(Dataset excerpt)
※

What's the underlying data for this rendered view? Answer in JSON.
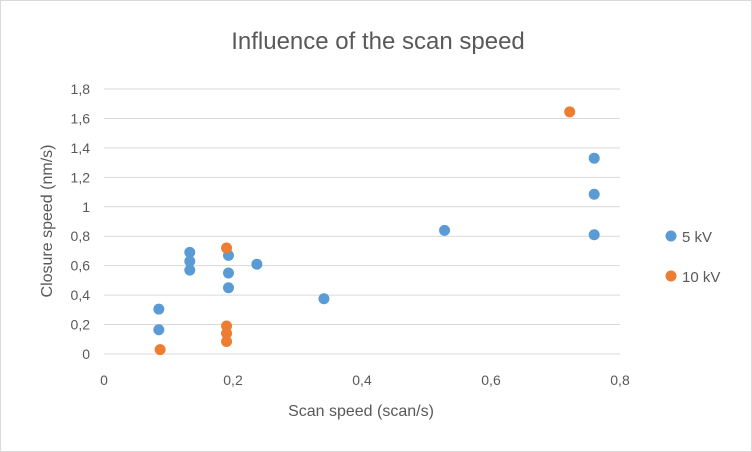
{
  "chart_data": {
    "type": "scatter",
    "title": "Influence of the scan speed",
    "xlabel": "Scan speed (scan/s)",
    "ylabel": "Closure speed (nm/s)",
    "xlim": [
      0,
      0.8
    ],
    "ylim": [
      0,
      1.8
    ],
    "x_ticks": [
      {
        "value": 0,
        "label": "0"
      },
      {
        "value": 0.2,
        "label": "0,2"
      },
      {
        "value": 0.4,
        "label": "0,4"
      },
      {
        "value": 0.6,
        "label": "0,6"
      },
      {
        "value": 0.8,
        "label": "0,8"
      }
    ],
    "y_ticks": [
      {
        "value": 0,
        "label": "0"
      },
      {
        "value": 0.2,
        "label": "0,2"
      },
      {
        "value": 0.4,
        "label": "0,4"
      },
      {
        "value": 0.6,
        "label": "0,6"
      },
      {
        "value": 0.8,
        "label": "0,8"
      },
      {
        "value": 1.0,
        "label": "1"
      },
      {
        "value": 1.2,
        "label": "1,2"
      },
      {
        "value": 1.4,
        "label": "1,4"
      },
      {
        "value": 1.6,
        "label": "1,6"
      },
      {
        "value": 1.8,
        "label": "1,8"
      }
    ],
    "grid": "horizontal",
    "legend_position": "right",
    "series": [
      {
        "name": "5 kV",
        "color": "#5b9bd5",
        "points": [
          {
            "x": 0.085,
            "y": 0.305
          },
          {
            "x": 0.085,
            "y": 0.165
          },
          {
            "x": 0.133,
            "y": 0.69
          },
          {
            "x": 0.133,
            "y": 0.63
          },
          {
            "x": 0.133,
            "y": 0.57
          },
          {
            "x": 0.193,
            "y": 0.67
          },
          {
            "x": 0.193,
            "y": 0.55
          },
          {
            "x": 0.193,
            "y": 0.45
          },
          {
            "x": 0.237,
            "y": 0.61
          },
          {
            "x": 0.341,
            "y": 0.375
          },
          {
            "x": 0.528,
            "y": 0.84
          },
          {
            "x": 0.76,
            "y": 1.33
          },
          {
            "x": 0.76,
            "y": 1.085
          },
          {
            "x": 0.76,
            "y": 0.81
          }
        ]
      },
      {
        "name": "10 kV",
        "color": "#ed7d31",
        "points": [
          {
            "x": 0.087,
            "y": 0.03
          },
          {
            "x": 0.19,
            "y": 0.72
          },
          {
            "x": 0.19,
            "y": 0.19
          },
          {
            "x": 0.19,
            "y": 0.14
          },
          {
            "x": 0.19,
            "y": 0.085
          },
          {
            "x": 0.722,
            "y": 1.645
          }
        ]
      }
    ]
  }
}
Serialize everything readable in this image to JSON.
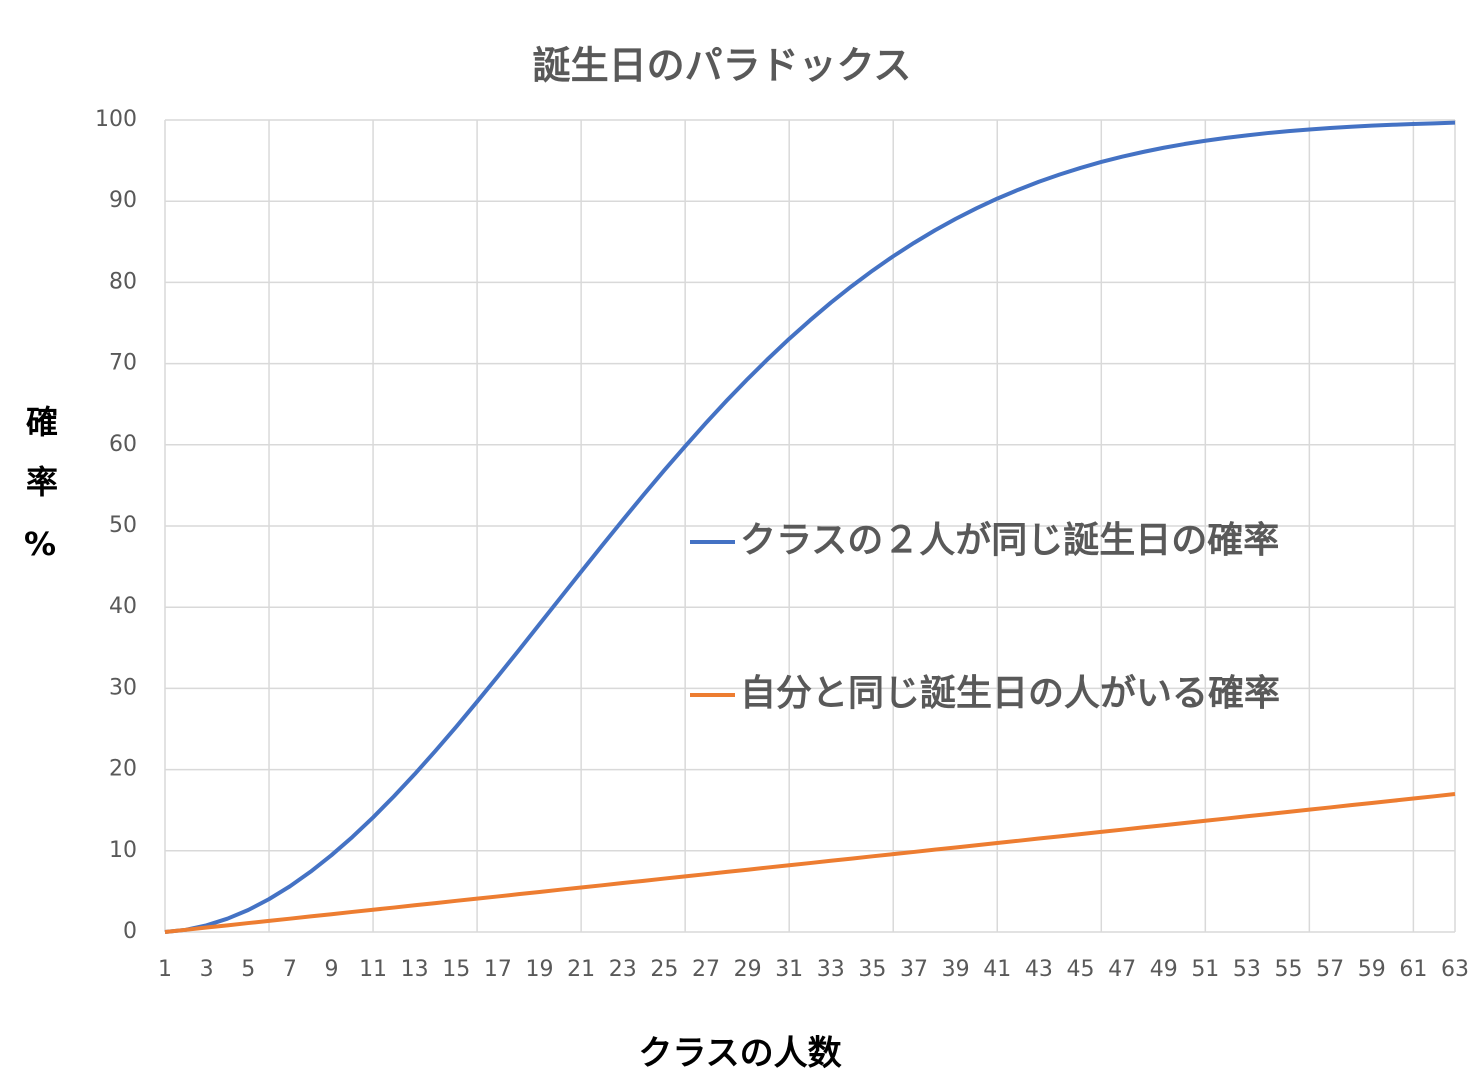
{
  "chart_data": {
    "type": "line",
    "title": "誕生日のパラドックス",
    "x_label": "クラスの人数",
    "y_label": "確率%",
    "x": [
      1,
      2,
      3,
      4,
      5,
      6,
      7,
      8,
      9,
      10,
      11,
      12,
      13,
      14,
      15,
      16,
      17,
      18,
      19,
      20,
      21,
      22,
      23,
      24,
      25,
      26,
      27,
      28,
      29,
      30,
      31,
      32,
      33,
      34,
      35,
      36,
      37,
      38,
      39,
      40,
      41,
      42,
      43,
      44,
      45,
      46,
      47,
      48,
      49,
      50,
      51,
      52,
      53,
      54,
      55,
      56,
      57,
      58,
      59,
      60,
      61,
      62,
      63
    ],
    "xlim": [
      1,
      63
    ],
    "xticks": [
      1,
      3,
      5,
      7,
      9,
      11,
      13,
      15,
      17,
      19,
      21,
      23,
      25,
      27,
      29,
      31,
      33,
      35,
      37,
      39,
      41,
      43,
      45,
      47,
      49,
      51,
      53,
      55,
      57,
      59,
      61,
      63
    ],
    "ylim": [
      0,
      100
    ],
    "yticks": [
      0,
      10,
      20,
      30,
      40,
      50,
      60,
      70,
      80,
      90,
      100
    ],
    "grid": true,
    "legend": "right",
    "series": [
      {
        "name": "クラスの２人が同じ誕生日の確率",
        "color": "#4472c4",
        "values": [
          0,
          0.27,
          0.82,
          1.64,
          2.71,
          4.05,
          5.62,
          7.43,
          9.46,
          11.69,
          14.11,
          16.7,
          19.44,
          22.31,
          25.29,
          28.36,
          31.5,
          34.69,
          37.91,
          41.14,
          44.37,
          47.57,
          50.73,
          53.83,
          56.87,
          59.82,
          62.69,
          65.45,
          68.1,
          70.63,
          73.05,
          75.33,
          77.5,
          79.53,
          81.44,
          83.22,
          84.87,
          86.41,
          87.82,
          89.12,
          90.32,
          91.4,
          92.39,
          93.29,
          94.1,
          94.83,
          95.48,
          96.06,
          96.58,
          97.04,
          97.44,
          97.8,
          98.11,
          98.39,
          98.63,
          98.83,
          99.01,
          99.17,
          99.3,
          99.41,
          99.51,
          99.59,
          99.67
        ]
      },
      {
        "name": "自分と同じ誕生日の人がいる確率",
        "color": "#ed7d31",
        "values": [
          0,
          0.27,
          0.55,
          0.82,
          1.1,
          1.37,
          1.64,
          1.92,
          2.19,
          2.47,
          2.74,
          3.01,
          3.29,
          3.56,
          3.84,
          4.11,
          4.38,
          4.66,
          4.93,
          5.21,
          5.48,
          5.75,
          6.03,
          6.3,
          6.58,
          6.85,
          7.12,
          7.4,
          7.67,
          7.95,
          8.22,
          8.49,
          8.77,
          9.04,
          9.32,
          9.59,
          9.86,
          10.14,
          10.41,
          10.68,
          10.96,
          11.23,
          11.51,
          11.78,
          12.05,
          12.33,
          12.6,
          12.88,
          13.15,
          13.42,
          13.7,
          13.97,
          14.25,
          14.52,
          14.79,
          15.07,
          15.34,
          15.62,
          15.89,
          16.16,
          16.44,
          16.71,
          16.99
        ]
      }
    ]
  }
}
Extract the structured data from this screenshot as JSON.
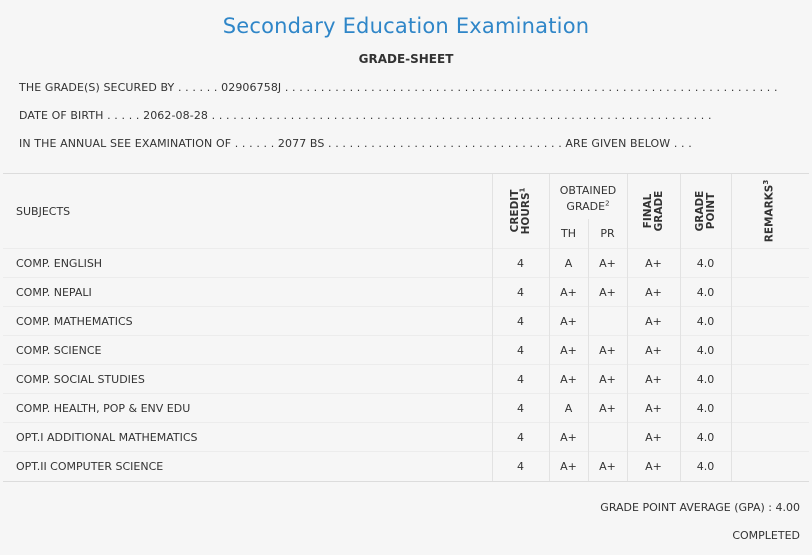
{
  "header": {
    "title": "Secondary Education Examination",
    "subtitle": "GRADE-SHEET"
  },
  "info": {
    "secured_by_label": "THE GRADE(S) SECURED BY . . . . . . ",
    "symbol_no": "02906758J",
    "secured_by_dots": " . . . . . . . . . . . . . . . . . . . . . . . . . . . . . . . . . . . . . . . . . . . . . . . . . . . . . . . . . . . . . . . . . . . . .",
    "dob_label": "DATE OF BIRTH . . . . . ",
    "dob": "2062-08-28",
    "dob_dots": " . . . . . . . . . . . . . . . . . . . . . . . . . . . . . . . . . . . . . . . . . . . . . . . . . . . . . . . . . . . . . . . . . . . . . .",
    "exam_label": "IN THE ANNUAL SEE EXAMINATION OF . . . . . . ",
    "exam_year": "2077 BS",
    "exam_dots": " . . . . . . . . . . . . . . . . . . . . . . . . . . . . . . . . . ",
    "exam_suffix": "ARE GIVEN BELOW . . ."
  },
  "table": {
    "headers": {
      "subjects": "SUBJECTS",
      "credit_hours_line1": "CREDIT",
      "credit_hours_line2": "HOURS",
      "credit_sup": "1",
      "obtained_line1": "OBTAINED",
      "obtained_line2": "GRADE",
      "obtained_sup": "2",
      "th": "TH",
      "pr": "PR",
      "final_line1": "FINAL",
      "final_line2": "GRADE",
      "gp_line1": "GRADE",
      "gp_line2": "POINT",
      "remarks": "REMARKS",
      "remarks_sup": "3"
    },
    "rows": [
      {
        "subject": "COMP. ENGLISH",
        "credit": "4",
        "th": "A",
        "pr": "A+",
        "final": "A+",
        "gp": "4.0",
        "remarks": ""
      },
      {
        "subject": "COMP. NEPALI",
        "credit": "4",
        "th": "A+",
        "pr": "A+",
        "final": "A+",
        "gp": "4.0",
        "remarks": ""
      },
      {
        "subject": "COMP. MATHEMATICS",
        "credit": "4",
        "th": "A+",
        "pr": "",
        "final": "A+",
        "gp": "4.0",
        "remarks": ""
      },
      {
        "subject": "COMP. SCIENCE",
        "credit": "4",
        "th": "A+",
        "pr": "A+",
        "final": "A+",
        "gp": "4.0",
        "remarks": ""
      },
      {
        "subject": "COMP. SOCIAL STUDIES",
        "credit": "4",
        "th": "A+",
        "pr": "A+",
        "final": "A+",
        "gp": "4.0",
        "remarks": ""
      },
      {
        "subject": "COMP. HEALTH, POP & ENV EDU",
        "credit": "4",
        "th": "A",
        "pr": "A+",
        "final": "A+",
        "gp": "4.0",
        "remarks": ""
      },
      {
        "subject": "OPT.I ADDITIONAL MATHEMATICS",
        "credit": "4",
        "th": "A+",
        "pr": "",
        "final": "A+",
        "gp": "4.0",
        "remarks": ""
      },
      {
        "subject": "OPT.II COMPUTER SCIENCE",
        "credit": "4",
        "th": "A+",
        "pr": "A+",
        "final": "A+",
        "gp": "4.0",
        "remarks": ""
      }
    ]
  },
  "summary": {
    "gpa_label": "GRADE POINT AVERAGE (GPA) : ",
    "gpa_value": "4.00",
    "status": "COMPLETED"
  },
  "colors": {
    "title": "#2f86c8",
    "background": "#f6f6f6",
    "text": "#333333"
  }
}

※

Brief:
Select every line of the records holding the string "this".

Correct output:
What's the underlying data for this rendered view? Answer in JSON.
Serialize everything readable in this image to JSON.
Extract the structured data from this screenshot as JSON.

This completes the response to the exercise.